TASK DIRECTIONS:
In the material below, find each line holding the string "JSON" and copy it.

DATASET RECORDS:
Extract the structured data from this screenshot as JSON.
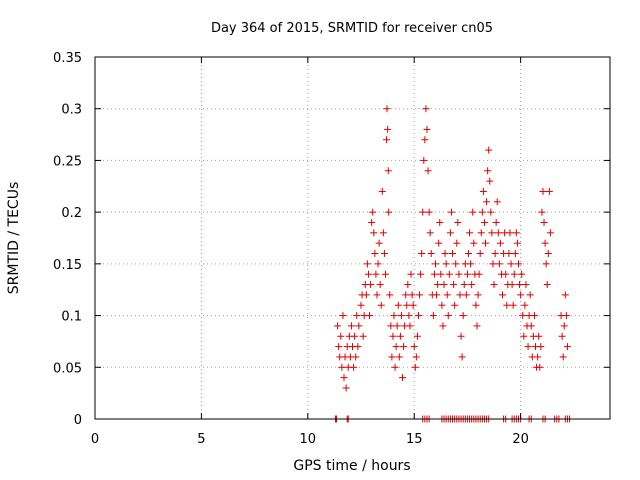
{
  "chart_data": {
    "type": "scatter",
    "title": "Day 364 of 2015, SRMTID for receiver cn05",
    "xlabel": "GPS time / hours",
    "ylabel": "SRMTID / TECUs",
    "xlim": [
      0,
      24.2
    ],
    "ylim": [
      0,
      0.35
    ],
    "xticks": [
      0,
      5,
      10,
      15,
      20
    ],
    "yticks": [
      0,
      0.05,
      0.1,
      0.15,
      0.2,
      0.25,
      0.3,
      0.35
    ],
    "grid": true,
    "marker": "+",
    "marker_color": "#e00000",
    "series": [
      {
        "name": "SRMTID",
        "points": [
          [
            11.4,
            0.09
          ],
          [
            11.45,
            0.07
          ],
          [
            11.5,
            0.06
          ],
          [
            11.55,
            0.08
          ],
          [
            11.6,
            0.05
          ],
          [
            11.65,
            0.1
          ],
          [
            11.7,
            0.04
          ],
          [
            11.75,
            0.06
          ],
          [
            11.8,
            0.03
          ],
          [
            11.85,
            0.07
          ],
          [
            11.9,
            0.05
          ],
          [
            11.95,
            0.08
          ],
          [
            12.0,
            0.06
          ],
          [
            12.05,
            0.09
          ],
          [
            12.1,
            0.07
          ],
          [
            12.15,
            0.05
          ],
          [
            12.2,
            0.08
          ],
          [
            12.25,
            0.06
          ],
          [
            12.3,
            0.1
          ],
          [
            12.35,
            0.07
          ],
          [
            12.4,
            0.09
          ],
          [
            12.5,
            0.11
          ],
          [
            12.55,
            0.12
          ],
          [
            12.6,
            0.08
          ],
          [
            12.65,
            0.1
          ],
          [
            12.7,
            0.13
          ],
          [
            12.75,
            0.12
          ],
          [
            12.8,
            0.15
          ],
          [
            12.85,
            0.14
          ],
          [
            12.9,
            0.1
          ],
          [
            12.95,
            0.13
          ],
          [
            13.0,
            0.19
          ],
          [
            13.05,
            0.2
          ],
          [
            13.1,
            0.18
          ],
          [
            13.15,
            0.16
          ],
          [
            13.2,
            0.14
          ],
          [
            13.25,
            0.12
          ],
          [
            13.3,
            0.15
          ],
          [
            13.35,
            0.17
          ],
          [
            13.4,
            0.13
          ],
          [
            13.45,
            0.11
          ],
          [
            13.5,
            0.22
          ],
          [
            13.55,
            0.18
          ],
          [
            13.6,
            0.16
          ],
          [
            13.65,
            0.14
          ],
          [
            13.7,
            0.27
          ],
          [
            13.72,
            0.3
          ],
          [
            13.75,
            0.28
          ],
          [
            13.78,
            0.24
          ],
          [
            13.8,
            0.2
          ],
          [
            13.85,
            0.12
          ],
          [
            13.9,
            0.09
          ],
          [
            13.95,
            0.06
          ],
          [
            14.0,
            0.08
          ],
          [
            14.05,
            0.1
          ],
          [
            14.1,
            0.05
          ],
          [
            14.15,
            0.07
          ],
          [
            14.2,
            0.09
          ],
          [
            14.25,
            0.11
          ],
          [
            14.3,
            0.06
          ],
          [
            14.35,
            0.08
          ],
          [
            14.4,
            0.1
          ],
          [
            14.45,
            0.04
          ],
          [
            14.5,
            0.07
          ],
          [
            14.55,
            0.09
          ],
          [
            14.6,
            0.12
          ],
          [
            14.65,
            0.11
          ],
          [
            14.7,
            0.13
          ],
          [
            14.75,
            0.1
          ],
          [
            14.8,
            0.09
          ],
          [
            14.85,
            0.14
          ],
          [
            14.9,
            0.12
          ],
          [
            14.95,
            0.11
          ],
          [
            15.0,
            0.07
          ],
          [
            15.05,
            0.05
          ],
          [
            15.1,
            0.06
          ],
          [
            15.15,
            0.08
          ],
          [
            15.2,
            0.1
          ],
          [
            15.25,
            0.12
          ],
          [
            15.3,
            0.14
          ],
          [
            15.35,
            0.16
          ],
          [
            15.4,
            0.2
          ],
          [
            15.45,
            0.25
          ],
          [
            15.5,
            0.27
          ],
          [
            15.55,
            0.3
          ],
          [
            15.6,
            0.28
          ],
          [
            15.65,
            0.24
          ],
          [
            15.7,
            0.2
          ],
          [
            15.75,
            0.18
          ],
          [
            15.8,
            0.16
          ],
          [
            15.85,
            0.12
          ],
          [
            15.9,
            0.1
          ],
          [
            15.95,
            0.14
          ],
          [
            16.0,
            0.15
          ],
          [
            16.05,
            0.12
          ],
          [
            16.1,
            0.13
          ],
          [
            16.15,
            0.17
          ],
          [
            16.2,
            0.19
          ],
          [
            16.25,
            0.14
          ],
          [
            16.3,
            0.11
          ],
          [
            16.35,
            0.09
          ],
          [
            16.4,
            0.13
          ],
          [
            16.45,
            0.16
          ],
          [
            16.5,
            0.15
          ],
          [
            16.55,
            0.12
          ],
          [
            16.6,
            0.1
          ],
          [
            16.65,
            0.14
          ],
          [
            16.7,
            0.18
          ],
          [
            16.75,
            0.2
          ],
          [
            16.8,
            0.16
          ],
          [
            16.85,
            0.13
          ],
          [
            16.9,
            0.11
          ],
          [
            16.95,
            0.15
          ],
          [
            17.0,
            0.17
          ],
          [
            17.05,
            0.19
          ],
          [
            17.1,
            0.14
          ],
          [
            17.15,
            0.12
          ],
          [
            17.2,
            0.08
          ],
          [
            17.25,
            0.06
          ],
          [
            17.3,
            0.1
          ],
          [
            17.35,
            0.13
          ],
          [
            17.4,
            0.15
          ],
          [
            17.45,
            0.12
          ],
          [
            17.5,
            0.14
          ],
          [
            17.55,
            0.16
          ],
          [
            17.6,
            0.18
          ],
          [
            17.65,
            0.15
          ],
          [
            17.7,
            0.13
          ],
          [
            17.75,
            0.2
          ],
          [
            17.8,
            0.17
          ],
          [
            17.85,
            0.14
          ],
          [
            17.9,
            0.11
          ],
          [
            17.95,
            0.09
          ],
          [
            18.0,
            0.12
          ],
          [
            18.05,
            0.14
          ],
          [
            18.1,
            0.16
          ],
          [
            18.15,
            0.18
          ],
          [
            18.2,
            0.2
          ],
          [
            18.25,
            0.22
          ],
          [
            18.3,
            0.19
          ],
          [
            18.35,
            0.17
          ],
          [
            18.4,
            0.21
          ],
          [
            18.45,
            0.24
          ],
          [
            18.5,
            0.26
          ],
          [
            18.55,
            0.23
          ],
          [
            18.6,
            0.2
          ],
          [
            18.65,
            0.18
          ],
          [
            18.7,
            0.15
          ],
          [
            18.75,
            0.13
          ],
          [
            18.8,
            0.16
          ],
          [
            18.85,
            0.19
          ],
          [
            18.9,
            0.21
          ],
          [
            18.95,
            0.18
          ],
          [
            19.0,
            0.15
          ],
          [
            19.05,
            0.17
          ],
          [
            19.1,
            0.14
          ],
          [
            19.15,
            0.12
          ],
          [
            19.2,
            0.16
          ],
          [
            19.25,
            0.18
          ],
          [
            19.3,
            0.14
          ],
          [
            19.35,
            0.11
          ],
          [
            19.4,
            0.13
          ],
          [
            19.45,
            0.16
          ],
          [
            19.5,
            0.18
          ],
          [
            19.55,
            0.15
          ],
          [
            19.6,
            0.13
          ],
          [
            19.65,
            0.11
          ],
          [
            19.7,
            0.14
          ],
          [
            19.75,
            0.16
          ],
          [
            19.8,
            0.18
          ],
          [
            19.85,
            0.17
          ],
          [
            19.9,
            0.15
          ],
          [
            19.95,
            0.13
          ],
          [
            20.0,
            0.12
          ],
          [
            20.05,
            0.14
          ],
          [
            20.1,
            0.1
          ],
          [
            20.15,
            0.08
          ],
          [
            20.2,
            0.11
          ],
          [
            20.25,
            0.13
          ],
          [
            20.3,
            0.09
          ],
          [
            20.35,
            0.07
          ],
          [
            20.4,
            0.1
          ],
          [
            20.45,
            0.12
          ],
          [
            20.5,
            0.09
          ],
          [
            20.55,
            0.06
          ],
          [
            20.6,
            0.08
          ],
          [
            20.65,
            0.1
          ],
          [
            20.7,
            0.07
          ],
          [
            20.75,
            0.05
          ],
          [
            20.8,
            0.06
          ],
          [
            20.85,
            0.08
          ],
          [
            20.9,
            0.05
          ],
          [
            20.95,
            0.07
          ],
          [
            21.0,
            0.2
          ],
          [
            21.05,
            0.22
          ],
          [
            21.1,
            0.19
          ],
          [
            21.15,
            0.17
          ],
          [
            21.2,
            0.15
          ],
          [
            21.25,
            0.13
          ],
          [
            21.3,
            0.16
          ],
          [
            21.35,
            0.22
          ],
          [
            21.4,
            0.18
          ],
          [
            21.9,
            0.1
          ],
          [
            21.95,
            0.08
          ],
          [
            22.0,
            0.06
          ],
          [
            22.05,
            0.09
          ],
          [
            22.1,
            0.12
          ],
          [
            22.15,
            0.1
          ],
          [
            22.2,
            0.07
          ],
          [
            11.3,
            0.0
          ],
          [
            11.35,
            0.0
          ],
          [
            11.85,
            0.0
          ],
          [
            11.9,
            0.0
          ],
          [
            15.4,
            0.0
          ],
          [
            15.5,
            0.0
          ],
          [
            15.6,
            0.0
          ],
          [
            15.7,
            0.0
          ],
          [
            16.3,
            0.0
          ],
          [
            16.4,
            0.0
          ],
          [
            16.5,
            0.0
          ],
          [
            16.6,
            0.0
          ],
          [
            16.7,
            0.0
          ],
          [
            16.8,
            0.0
          ],
          [
            16.9,
            0.0
          ],
          [
            17.0,
            0.0
          ],
          [
            17.1,
            0.0
          ],
          [
            17.2,
            0.0
          ],
          [
            17.3,
            0.0
          ],
          [
            17.4,
            0.0
          ],
          [
            17.5,
            0.0
          ],
          [
            17.6,
            0.0
          ],
          [
            17.7,
            0.0
          ],
          [
            17.8,
            0.0
          ],
          [
            17.9,
            0.0
          ],
          [
            18.0,
            0.0
          ],
          [
            18.1,
            0.0
          ],
          [
            18.2,
            0.0
          ],
          [
            18.3,
            0.0
          ],
          [
            18.4,
            0.0
          ],
          [
            18.5,
            0.0
          ],
          [
            19.2,
            0.0
          ],
          [
            19.3,
            0.0
          ],
          [
            19.6,
            0.0
          ],
          [
            19.7,
            0.0
          ],
          [
            19.8,
            0.0
          ],
          [
            19.9,
            0.0
          ],
          [
            20.0,
            0.0
          ],
          [
            20.4,
            0.0
          ],
          [
            20.5,
            0.0
          ],
          [
            21.05,
            0.0
          ],
          [
            21.15,
            0.0
          ],
          [
            21.6,
            0.0
          ],
          [
            21.7,
            0.0
          ],
          [
            21.8,
            0.0
          ],
          [
            22.1,
            0.0
          ],
          [
            22.2,
            0.0
          ],
          [
            22.3,
            0.0
          ]
        ]
      }
    ]
  }
}
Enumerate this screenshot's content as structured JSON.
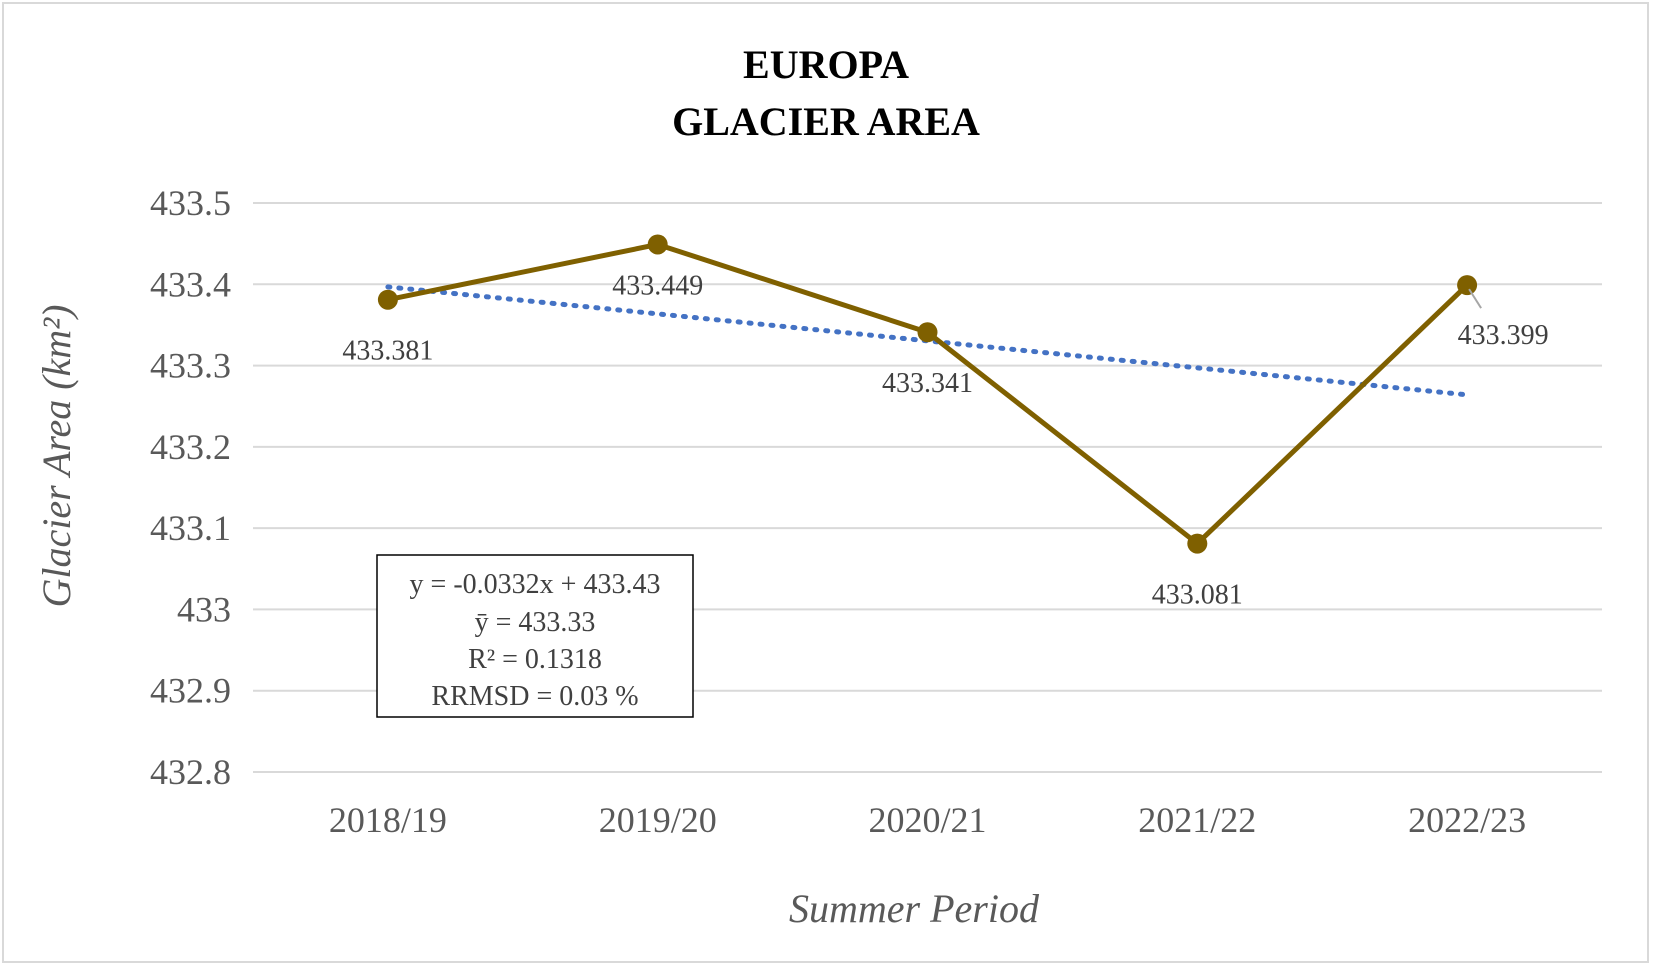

TASK RESULT:
Extract the structured data from this screenshot as JSON.
Enumerate this screenshot's content as structured JSON.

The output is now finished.